▸ WHAT NEEDS TO BE DONE: List, from the lines below, each one with "Origin" in it.

▸ DATASET RECORDS:
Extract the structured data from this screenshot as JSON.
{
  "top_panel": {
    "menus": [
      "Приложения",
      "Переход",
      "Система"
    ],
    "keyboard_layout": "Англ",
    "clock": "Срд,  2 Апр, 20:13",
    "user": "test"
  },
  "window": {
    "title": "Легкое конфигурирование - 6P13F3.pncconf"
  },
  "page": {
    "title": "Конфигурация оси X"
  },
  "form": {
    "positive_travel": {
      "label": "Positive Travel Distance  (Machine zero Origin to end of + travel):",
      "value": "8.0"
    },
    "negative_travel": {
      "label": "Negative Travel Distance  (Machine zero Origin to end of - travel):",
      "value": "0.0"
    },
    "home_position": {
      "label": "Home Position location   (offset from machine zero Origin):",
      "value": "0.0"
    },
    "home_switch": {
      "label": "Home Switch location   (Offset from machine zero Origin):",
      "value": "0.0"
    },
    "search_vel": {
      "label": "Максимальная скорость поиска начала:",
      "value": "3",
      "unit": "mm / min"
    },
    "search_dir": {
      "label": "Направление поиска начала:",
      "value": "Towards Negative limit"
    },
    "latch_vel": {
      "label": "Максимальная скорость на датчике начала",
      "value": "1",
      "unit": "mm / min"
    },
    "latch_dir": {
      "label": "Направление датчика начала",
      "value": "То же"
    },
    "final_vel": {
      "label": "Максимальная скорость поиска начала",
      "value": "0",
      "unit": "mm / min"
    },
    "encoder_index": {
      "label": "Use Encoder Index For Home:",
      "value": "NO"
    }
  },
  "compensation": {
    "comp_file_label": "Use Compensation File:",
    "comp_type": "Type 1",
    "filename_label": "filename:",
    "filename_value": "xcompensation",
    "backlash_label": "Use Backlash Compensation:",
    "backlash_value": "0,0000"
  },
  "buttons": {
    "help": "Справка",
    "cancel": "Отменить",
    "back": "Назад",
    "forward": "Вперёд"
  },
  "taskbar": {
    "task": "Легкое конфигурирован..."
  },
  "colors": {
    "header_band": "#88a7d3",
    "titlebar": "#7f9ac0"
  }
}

▸ SOLUTION:
      "label": "Positive Travel Distance  (Machine zero Origin to end of + travel):",
      "label": "Negative Travel Distance  (Machine zero Origin to end of - travel):",
      "label": "Home Position location   (offset from machine zero Origin):",
      "label": "Home Switch location   (Offset from machine zero Origin):",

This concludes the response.